■ Exercise goal ■
Write out each entry, exactly the way it appears.

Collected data
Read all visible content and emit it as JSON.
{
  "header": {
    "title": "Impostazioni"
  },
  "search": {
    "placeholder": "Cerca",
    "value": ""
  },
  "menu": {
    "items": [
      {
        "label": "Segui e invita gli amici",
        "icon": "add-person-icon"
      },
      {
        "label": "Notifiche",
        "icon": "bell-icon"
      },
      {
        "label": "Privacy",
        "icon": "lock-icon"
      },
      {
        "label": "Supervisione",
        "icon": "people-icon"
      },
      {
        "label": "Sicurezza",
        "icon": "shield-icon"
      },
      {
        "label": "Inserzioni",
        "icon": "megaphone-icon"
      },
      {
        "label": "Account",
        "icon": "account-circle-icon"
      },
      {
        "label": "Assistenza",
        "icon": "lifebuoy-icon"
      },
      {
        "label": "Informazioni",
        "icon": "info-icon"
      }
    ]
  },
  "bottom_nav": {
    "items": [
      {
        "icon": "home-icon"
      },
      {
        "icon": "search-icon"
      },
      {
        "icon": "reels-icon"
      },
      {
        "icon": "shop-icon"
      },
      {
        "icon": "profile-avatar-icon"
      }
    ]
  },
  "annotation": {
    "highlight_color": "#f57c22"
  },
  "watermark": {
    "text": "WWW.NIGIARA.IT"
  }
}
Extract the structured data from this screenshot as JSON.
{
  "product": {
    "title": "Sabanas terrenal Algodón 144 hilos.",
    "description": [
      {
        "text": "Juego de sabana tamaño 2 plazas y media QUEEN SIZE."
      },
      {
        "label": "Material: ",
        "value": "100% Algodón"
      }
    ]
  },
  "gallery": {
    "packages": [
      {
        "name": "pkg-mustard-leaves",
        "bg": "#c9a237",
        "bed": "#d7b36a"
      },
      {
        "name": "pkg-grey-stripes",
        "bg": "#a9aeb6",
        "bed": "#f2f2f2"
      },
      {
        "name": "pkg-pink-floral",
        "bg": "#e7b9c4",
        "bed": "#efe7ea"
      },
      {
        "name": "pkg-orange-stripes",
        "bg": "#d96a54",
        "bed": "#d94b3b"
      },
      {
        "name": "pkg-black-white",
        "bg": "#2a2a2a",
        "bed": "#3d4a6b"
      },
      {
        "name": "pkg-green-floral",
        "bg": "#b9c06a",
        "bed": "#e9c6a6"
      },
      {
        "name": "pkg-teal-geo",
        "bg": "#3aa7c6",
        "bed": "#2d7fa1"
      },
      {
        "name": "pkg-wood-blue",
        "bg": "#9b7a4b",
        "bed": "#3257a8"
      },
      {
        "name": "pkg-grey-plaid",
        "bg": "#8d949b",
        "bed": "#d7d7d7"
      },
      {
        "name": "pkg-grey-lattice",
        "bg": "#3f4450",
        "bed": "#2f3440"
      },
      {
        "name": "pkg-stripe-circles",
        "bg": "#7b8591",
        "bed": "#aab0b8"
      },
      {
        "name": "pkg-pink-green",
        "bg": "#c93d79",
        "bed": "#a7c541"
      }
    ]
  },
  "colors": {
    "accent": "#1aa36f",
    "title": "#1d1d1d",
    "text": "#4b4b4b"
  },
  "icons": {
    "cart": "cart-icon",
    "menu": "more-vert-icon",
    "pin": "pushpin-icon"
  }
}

■ Solution for this problem ■
Read all visible content and emit it as JSON.
{
  "header": {
    "title": "Impostazioni"
  },
  "search": {
    "placeholder": "Cerca",
    "value": ""
  },
  "menu": {
    "items": [
      {
        "label": "Segui e invita gli amici",
        "icon": "add-person-icon"
      },
      {
        "label": "Notifiche",
        "icon": "bell-icon"
      },
      {
        "label": "Privacy",
        "icon": "lock-icon"
      },
      {
        "label": "Supervisione",
        "icon": "people-icon"
      },
      {
        "label": "Sicurezza",
        "icon": "shield-icon"
      },
      {
        "label": "Inserzioni",
        "icon": "megaphone-icon"
      },
      {
        "label": "Account",
        "icon": "account-circle-icon"
      },
      {
        "label": "Assistenza",
        "icon": "lifebuoy-icon"
      },
      {
        "label": "Informazioni",
        "icon": "info-icon"
      }
    ]
  },
  "bottom_nav": {
    "items": [
      {
        "icon": "home-icon"
      },
      {
        "icon": "search-icon"
      },
      {
        "icon": "reels-icon"
      },
      {
        "icon": "shop-icon"
      },
      {
        "icon": "profile-avatar-icon"
      }
    ]
  },
  "annotation": {
    "highlight_color": "#f57c22"
  },
  "watermark": {
    "text": "WWW.NIGIARA.IT"
  }
}
Extract the structured data from this screenshot as JSON.
{
  "product": {
    "title": "Sabanas terrenal Algodón 144 hilos.",
    "description": [
      {
        "text": "Juego de sabana tamaño 2 plazas y media QUEEN SIZE."
      },
      {
        "label": "Material: ",
        "value": "100% Algodón"
      }
    ]
  },
  "gallery": {
    "packages": [
      {
        "name": "pkg-mustard-leaves",
        "bg": "#c9a237",
        "bed": "#d7b36a"
      },
      {
        "name": "pkg-grey-stripes",
        "bg": "#a9aeb6",
        "bed": "#f2f2f2"
      },
      {
        "name": "pkg-pink-floral",
        "bg": "#e7b9c4",
        "bed": "#efe7ea"
      },
      {
        "name": "pkg-orange-stripes",
        "bg": "#d96a54",
        "bed": "#d94b3b"
      },
      {
        "name": "pkg-black-white",
        "bg": "#2a2a2a",
        "bed": "#3d4a6b"
      },
      {
        "name": "pkg-green-floral",
        "bg": "#b9c06a",
        "bed": "#e9c6a6"
      },
      {
        "name": "pkg-teal-geo",
        "bg": "#3aa7c6",
        "bed": "#2d7fa1"
      },
      {
        "name": "pkg-wood-blue",
        "bg": "#9b7a4b",
        "bed": "#3257a8"
      },
      {
        "name": "pkg-grey-plaid",
        "bg": "#8d949b",
        "bed": "#d7d7d7"
      },
      {
        "name": "pkg-grey-lattice",
        "bg": "#3f4450",
        "bed": "#2f3440"
      },
      {
        "name": "pkg-stripe-circles",
        "bg": "#7b8591",
        "bed": "#aab0b8"
      },
      {
        "name": "pkg-pink-green",
        "bg": "#c93d79",
        "bed": "#a7c541"
      }
    ]
  },
  "colors": {
    "accent": "#1aa36f",
    "title": "#1d1d1d",
    "text": "#4b4b4b"
  },
  "icons": {
    "cart": "cart-icon",
    "menu": "more-vert-icon",
    "pin": "pushpin-icon"
  }
}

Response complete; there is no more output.